======== Trecho ========

Quando eu era criança, nos anos 80, havia um comercial de vodca em que a qualidade do produto era ressaltada por alegadamente não causar ressaca: – “Eu sou você amanhã”, explicava um bem-disposto sósia de um sujeito sentado à mesa de um bar, antes de pedir ao garçom que substituísse o pedido que este acabara de fazer por uma dose da marca anunciada [assista aqui].
O slogan pegou e foi apropriado pelo jornalismo político em forma de um conceito (“efeito Orloff”) que se tornou corrente para fazer prognósticos e traçar analogias entre o Brasil e a Argentina: hiperinflação, escândalos de corrupção, a gangorra do dólar, planos econômicos mirabolantes – ao menos até a importação do receituário neoliberal, com Collor aqui e Menem lá, no início dos anos 90, ora um, ora outro, o que primeiro acontecia em um país acabava, de alguma maneira e guardadas as devidas proporções, por se reproduzir no outro.
Reversão de expectativas
A lembrança dessa anedota avivou-se por conta da repercussão, na imprensa argentina, do resultado do primeiro turno das eleições presidenciais, entre o até então favorito Daniel Scioli, da “Frente para a vitória”, apoiada pelo governo de Cristina Kirchner, e Mauricio Macri, herdeiro do menemismo e até há pouco prefeito de Buenos Aires, da aliança conservadora “Mudemos”.
Até as proximidades das eleições, a expectativa era de que Scioli seria eleito já no primeiro turno ou, na pior das hipóteses, iria com folga para o segundo. Após um atraso de horas na divulgação do resultado (não justificável apenas pela votação ainda ser feita na base de papel e caneta), que intrigou parte da mídia mundial e gerou boatos na internet, anunciou-se a vitória apertada do candidato governista: 36,86% versus 34,33% de Macri. Sendo que as pesquisas agora colocam o candidato da “Mudemos” como favorito.
Além da reviravolta na eleição presidencial, o peronismo perdeu dois de seus mais tradicionais feudos: as províncias (o equivalente a estados) de Jujuy e, pela primeira vez em 32 anos, de Buenos Aires, a mais industrializada e povoada do país, até recentemente governada por Scioli.

======== Registros fornecidos ========

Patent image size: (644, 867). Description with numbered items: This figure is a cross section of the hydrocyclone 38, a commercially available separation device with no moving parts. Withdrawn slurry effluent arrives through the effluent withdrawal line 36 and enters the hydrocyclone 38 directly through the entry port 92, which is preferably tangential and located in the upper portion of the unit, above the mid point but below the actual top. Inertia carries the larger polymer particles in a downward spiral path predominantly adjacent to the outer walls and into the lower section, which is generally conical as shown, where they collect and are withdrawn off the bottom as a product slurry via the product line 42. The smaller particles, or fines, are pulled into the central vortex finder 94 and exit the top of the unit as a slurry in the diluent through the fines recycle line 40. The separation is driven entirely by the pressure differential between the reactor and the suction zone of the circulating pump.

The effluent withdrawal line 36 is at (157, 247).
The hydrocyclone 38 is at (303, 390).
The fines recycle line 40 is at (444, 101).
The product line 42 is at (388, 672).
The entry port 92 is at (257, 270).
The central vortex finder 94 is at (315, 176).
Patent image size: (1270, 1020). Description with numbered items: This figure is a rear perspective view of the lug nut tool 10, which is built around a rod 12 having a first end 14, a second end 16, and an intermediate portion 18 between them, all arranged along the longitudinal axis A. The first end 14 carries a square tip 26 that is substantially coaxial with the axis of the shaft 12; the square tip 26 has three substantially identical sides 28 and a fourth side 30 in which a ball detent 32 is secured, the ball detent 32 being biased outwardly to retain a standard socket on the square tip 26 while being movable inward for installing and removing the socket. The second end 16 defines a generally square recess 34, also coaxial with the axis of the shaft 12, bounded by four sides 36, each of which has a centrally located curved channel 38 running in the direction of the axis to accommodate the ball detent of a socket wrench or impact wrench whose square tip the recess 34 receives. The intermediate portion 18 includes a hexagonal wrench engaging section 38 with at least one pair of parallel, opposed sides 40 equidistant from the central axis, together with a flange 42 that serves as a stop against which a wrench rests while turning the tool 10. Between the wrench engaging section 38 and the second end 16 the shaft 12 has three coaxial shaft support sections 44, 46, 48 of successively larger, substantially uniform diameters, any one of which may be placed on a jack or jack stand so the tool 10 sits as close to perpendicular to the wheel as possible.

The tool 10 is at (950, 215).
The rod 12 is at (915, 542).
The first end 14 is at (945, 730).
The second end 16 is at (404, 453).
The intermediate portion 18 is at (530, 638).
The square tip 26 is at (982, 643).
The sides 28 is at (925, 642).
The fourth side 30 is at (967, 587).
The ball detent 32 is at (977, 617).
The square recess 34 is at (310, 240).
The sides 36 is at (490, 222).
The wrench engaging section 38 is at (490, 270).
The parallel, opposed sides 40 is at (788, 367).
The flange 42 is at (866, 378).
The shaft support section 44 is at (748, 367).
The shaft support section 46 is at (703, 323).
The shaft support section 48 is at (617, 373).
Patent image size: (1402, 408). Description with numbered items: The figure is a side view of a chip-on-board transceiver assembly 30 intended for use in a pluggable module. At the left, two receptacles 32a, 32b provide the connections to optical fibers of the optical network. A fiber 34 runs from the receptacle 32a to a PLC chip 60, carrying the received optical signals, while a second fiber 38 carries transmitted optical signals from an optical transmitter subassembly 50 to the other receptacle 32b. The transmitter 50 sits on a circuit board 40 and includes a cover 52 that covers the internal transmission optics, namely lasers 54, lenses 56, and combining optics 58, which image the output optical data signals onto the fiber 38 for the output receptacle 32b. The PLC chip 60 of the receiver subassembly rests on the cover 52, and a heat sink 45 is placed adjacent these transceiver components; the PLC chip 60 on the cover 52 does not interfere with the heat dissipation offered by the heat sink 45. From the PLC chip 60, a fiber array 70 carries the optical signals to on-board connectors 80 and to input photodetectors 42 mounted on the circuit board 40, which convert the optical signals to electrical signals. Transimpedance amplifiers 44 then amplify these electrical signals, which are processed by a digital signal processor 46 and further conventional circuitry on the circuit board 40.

========

Objetivos:
- 1) Segundo o trecho, que percentual de votos Macri obteve no primeiro turno?
- 2) Por favor, substitua "cross section" por "sectional view" na parte dos registros que vai do início deles até a linha que contém "The central vortex finder 94 is", inclusive, e mantenha todo o resto igual.

Gabarito:
- 1) 34,33%.

- 2)
Patent image size: (644, 867). Description with numbered items: This figure is a sectional view of the hydrocyclone 38, a commercially available separation device with no moving parts. Withdrawn slurry effluent arrives through the effluent withdrawal line 36 and enters the hydrocyclone 38 directly through the entry port 92, which is preferably tangential and located in the upper portion of the unit, above the mid point but below the actual top. Inertia carries the larger polymer particles in a downward spiral path predominantly adjacent to the outer walls and into the lower section, which is generally conical as shown, where they collect and are withdrawn off the bottom as a product slurry via the product line 42. The smaller particles, or fines, are pulled into the central vortex finder 94 and exit the top of the unit as a slurry in the diluent through the fines recycle line 40. The separation is driven entirely by the pressure differential between the reactor and the suction zone of the circulating pump.

The effluent withdrawal line 36 is at (157, 247).
The hydrocyclone 38 is at (303, 390).
The fines recycle line 40 is at (444, 101).
The product line 42 is at (388, 672).
The entry port 92 is at (257, 270).
The central vortex finder 94 is at (315, 176).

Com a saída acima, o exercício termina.